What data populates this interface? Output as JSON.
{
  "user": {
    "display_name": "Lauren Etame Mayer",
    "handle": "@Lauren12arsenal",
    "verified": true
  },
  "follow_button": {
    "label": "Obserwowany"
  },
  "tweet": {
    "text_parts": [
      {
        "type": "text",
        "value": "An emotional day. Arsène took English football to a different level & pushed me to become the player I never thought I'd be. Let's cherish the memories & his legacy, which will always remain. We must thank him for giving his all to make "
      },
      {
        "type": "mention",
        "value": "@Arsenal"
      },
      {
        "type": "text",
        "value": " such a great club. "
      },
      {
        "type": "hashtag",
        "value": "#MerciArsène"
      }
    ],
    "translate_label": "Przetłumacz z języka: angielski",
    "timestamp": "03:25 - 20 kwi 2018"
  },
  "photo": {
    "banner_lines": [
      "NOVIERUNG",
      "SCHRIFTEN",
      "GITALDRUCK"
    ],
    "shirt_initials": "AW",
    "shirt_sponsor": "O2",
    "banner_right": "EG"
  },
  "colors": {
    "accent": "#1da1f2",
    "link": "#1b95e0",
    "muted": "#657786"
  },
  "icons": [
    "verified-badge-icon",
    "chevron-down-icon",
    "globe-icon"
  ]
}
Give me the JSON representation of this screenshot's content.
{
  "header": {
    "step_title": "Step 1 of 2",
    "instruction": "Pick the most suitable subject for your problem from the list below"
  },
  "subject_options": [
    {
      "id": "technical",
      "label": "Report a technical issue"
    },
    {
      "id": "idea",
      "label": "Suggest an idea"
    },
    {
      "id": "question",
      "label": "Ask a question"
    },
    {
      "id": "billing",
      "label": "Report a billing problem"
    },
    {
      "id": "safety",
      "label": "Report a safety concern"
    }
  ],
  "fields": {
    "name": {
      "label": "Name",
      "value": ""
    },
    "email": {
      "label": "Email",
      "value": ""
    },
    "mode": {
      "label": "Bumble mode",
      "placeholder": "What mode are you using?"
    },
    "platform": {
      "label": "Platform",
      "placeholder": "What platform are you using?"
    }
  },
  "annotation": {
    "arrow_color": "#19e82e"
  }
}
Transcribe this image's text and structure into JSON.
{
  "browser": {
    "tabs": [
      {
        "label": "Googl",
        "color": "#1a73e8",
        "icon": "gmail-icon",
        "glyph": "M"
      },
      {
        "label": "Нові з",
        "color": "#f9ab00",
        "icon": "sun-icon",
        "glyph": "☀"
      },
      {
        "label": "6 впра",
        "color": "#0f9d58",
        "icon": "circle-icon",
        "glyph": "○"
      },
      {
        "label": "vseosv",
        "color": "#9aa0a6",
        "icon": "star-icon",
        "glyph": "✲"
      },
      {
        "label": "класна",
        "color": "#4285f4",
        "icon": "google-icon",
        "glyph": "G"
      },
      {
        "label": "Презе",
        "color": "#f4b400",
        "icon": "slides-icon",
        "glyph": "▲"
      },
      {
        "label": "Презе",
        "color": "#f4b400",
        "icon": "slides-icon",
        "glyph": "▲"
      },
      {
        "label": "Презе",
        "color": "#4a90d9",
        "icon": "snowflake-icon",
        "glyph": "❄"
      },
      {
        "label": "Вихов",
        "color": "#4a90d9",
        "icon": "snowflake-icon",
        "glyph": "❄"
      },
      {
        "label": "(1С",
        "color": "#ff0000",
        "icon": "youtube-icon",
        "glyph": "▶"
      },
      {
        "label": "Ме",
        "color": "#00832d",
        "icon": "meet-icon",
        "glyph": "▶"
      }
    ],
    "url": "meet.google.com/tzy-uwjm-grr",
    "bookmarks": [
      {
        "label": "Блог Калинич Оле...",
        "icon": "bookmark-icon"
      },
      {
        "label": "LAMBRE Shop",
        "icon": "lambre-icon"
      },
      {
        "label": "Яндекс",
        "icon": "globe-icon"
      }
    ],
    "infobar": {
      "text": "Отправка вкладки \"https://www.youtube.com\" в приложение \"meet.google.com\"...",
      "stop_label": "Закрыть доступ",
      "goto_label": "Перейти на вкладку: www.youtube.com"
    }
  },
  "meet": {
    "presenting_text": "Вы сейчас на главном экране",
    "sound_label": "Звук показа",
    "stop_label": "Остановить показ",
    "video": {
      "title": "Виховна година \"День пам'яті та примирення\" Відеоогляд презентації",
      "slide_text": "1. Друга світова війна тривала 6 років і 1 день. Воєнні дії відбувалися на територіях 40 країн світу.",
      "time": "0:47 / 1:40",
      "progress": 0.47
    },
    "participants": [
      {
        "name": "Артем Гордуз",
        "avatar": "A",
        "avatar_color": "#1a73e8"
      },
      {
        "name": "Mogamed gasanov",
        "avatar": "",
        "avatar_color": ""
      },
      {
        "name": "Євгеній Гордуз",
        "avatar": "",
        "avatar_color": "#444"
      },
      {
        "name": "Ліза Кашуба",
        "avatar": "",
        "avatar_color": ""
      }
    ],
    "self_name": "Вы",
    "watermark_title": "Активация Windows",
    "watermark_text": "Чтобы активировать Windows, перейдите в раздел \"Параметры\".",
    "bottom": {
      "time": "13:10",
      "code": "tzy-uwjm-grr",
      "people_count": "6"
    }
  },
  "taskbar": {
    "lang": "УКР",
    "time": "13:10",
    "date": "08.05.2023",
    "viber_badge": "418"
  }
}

◆ ◆ ◆ ◆

## SHORT TASK:
Write the material out again word for word.

## RESPONSE FOR THIS EXERCISE:
What data populates this interface? Output as JSON.
{
  "user": {
    "display_name": "Lauren Etame Mayer",
    "handle": "@Lauren12arsenal",
    "verified": true
  },
  "follow_button": {
    "label": "Obserwowany"
  },
  "tweet": {
    "text_parts": [
      {
        "type": "text",
        "value": "An emotional day. Arsène took English football to a different level & pushed me to become the player I never thought I'd be. Let's cherish the memories & his legacy, which will always remain. We must thank him for giving his all to make "
      },
      {
        "type": "mention",
        "value": "@Arsenal"
      },
      {
        "type": "text",
        "value": " such a great club. "
      },
      {
        "type": "hashtag",
        "value": "#MerciArsène"
      }
    ],
    "translate_label": "Przetłumacz z języka: angielski",
    "timestamp": "03:25 - 20 kwi 2018"
  },
  "photo": {
    "banner_lines": [
      "NOVIERUNG",
      "SCHRIFTEN",
      "GITALDRUCK"
    ],
    "shirt_initials": "AW",
    "shirt_sponsor": "O2",
    "banner_right": "EG"
  },
  "colors": {
    "accent": "#1da1f2",
    "link": "#1b95e0",
    "muted": "#657786"
  },
  "icons": [
    "verified-badge-icon",
    "chevron-down-icon",
    "globe-icon"
  ]
}
Give me the JSON representation of this screenshot's content.
{
  "header": {
    "step_title": "Step 1 of 2",
    "instruction": "Pick the most suitable subject for your problem from the list below"
  },
  "subject_options": [
    {
      "id": "technical",
      "label": "Report a technical issue"
    },
    {
      "id": "idea",
      "label": "Suggest an idea"
    },
    {
      "id": "question",
      "label": "Ask a question"
    },
    {
      "id": "billing",
      "label": "Report a billing problem"
    },
    {
      "id": "safety",
      "label": "Report a safety concern"
    }
  ],
  "fields": {
    "name": {
      "label": "Name",
      "value": ""
    },
    "email": {
      "label": "Email",
      "value": ""
    },
    "mode": {
      "label": "Bumble mode",
      "placeholder": "What mode are you using?"
    },
    "platform": {
      "label": "Platform",
      "placeholder": "What platform are you using?"
    }
  },
  "annotation": {
    "arrow_color": "#19e82e"
  }
}
Transcribe this image's text and structure into JSON.
{
  "browser": {
    "tabs": [
      {
        "label": "Googl",
        "color": "#1a73e8",
        "icon": "gmail-icon",
        "glyph": "M"
      },
      {
        "label": "Нові з",
        "color": "#f9ab00",
        "icon": "sun-icon",
        "glyph": "☀"
      },
      {
        "label": "6 впра",
        "color": "#0f9d58",
        "icon": "circle-icon",
        "glyph": "○"
      },
      {
        "label": "vseosv",
        "color": "#9aa0a6",
        "icon": "star-icon",
        "glyph": "✲"
      },
      {
        "label": "класна",
        "color": "#4285f4",
        "icon": "google-icon",
        "glyph": "G"
      },
      {
        "label": "Презе",
        "color": "#f4b400",
        "icon": "slides-icon",
        "glyph": "▲"
      },
      {
        "label": "Презе",
        "color": "#f4b400",
        "icon": "slides-icon",
        "glyph": "▲"
      },
      {
        "label": "Презе",
        "color": "#4a90d9",
        "icon": "snowflake-icon",
        "glyph": "❄"
      },
      {
        "label": "Вихов",
        "color": "#4a90d9",
        "icon": "snowflake-icon",
        "glyph": "❄"
      },
      {
        "label": "(1С",
        "color": "#ff0000",
        "icon": "youtube-icon",
        "glyph": "▶"
      },
      {
        "label": "Ме",
        "color": "#00832d",
        "icon": "meet-icon",
        "glyph": "▶"
      }
    ],
    "url": "meet.google.com/tzy-uwjm-grr",
    "bookmarks": [
      {
        "label": "Блог Калинич Оле...",
        "icon": "bookmark-icon"
      },
      {
        "label": "LAMBRE Shop",
        "icon": "lambre-icon"
      },
      {
        "label": "Яндекс",
        "icon": "globe-icon"
      }
    ],
    "infobar": {
      "text": "Отправка вкладки \"https://www.youtube.com\" в приложение \"meet.google.com\"...",
      "stop_label": "Закрыть доступ",
      "goto_label": "Перейти на вкладку: www.youtube.com"
    }
  },
  "meet": {
    "presenting_text": "Вы сейчас на главном экране",
    "sound_label": "Звук показа",
    "stop_label": "Остановить показ",
    "video": {
      "title": "Виховна година \"День пам'яті та примирення\" Відеоогляд презентації",
      "slide_text": "1. Друга світова війна тривала 6 років і 1 день. Воєнні дії відбувалися на територіях 40 країн світу.",
      "time": "0:47 / 1:40",
      "progress": 0.47
    },
    "participants": [
      {
        "name": "Артем Гордуз",
        "avatar": "A",
        "avatar_color": "#1a73e8"
      },
      {
        "name": "Mogamed gasanov",
        "avatar": "",
        "avatar_color": ""
      },
      {
        "name": "Євгеній Гордуз",
        "avatar": "",
        "avatar_color": "#444"
      },
      {
        "name": "Ліза Кашуба",
        "avatar": "",
        "avatar_color": ""
      }
    ],
    "self_name": "Вы",
    "watermark_title": "Активация Windows",
    "watermark_text": "Чтобы активировать Windows, перейдите в раздел \"Параметры\".",
    "bottom": {
      "time": "13:10",
      "code": "tzy-uwjm-grr",
      "people_count": "6"
    }
  },
  "taskbar": {
    "lang": "УКР",
    "time": "13:10",
    "date": "08.05.2023",
    "viber_badge": "418"
  }
}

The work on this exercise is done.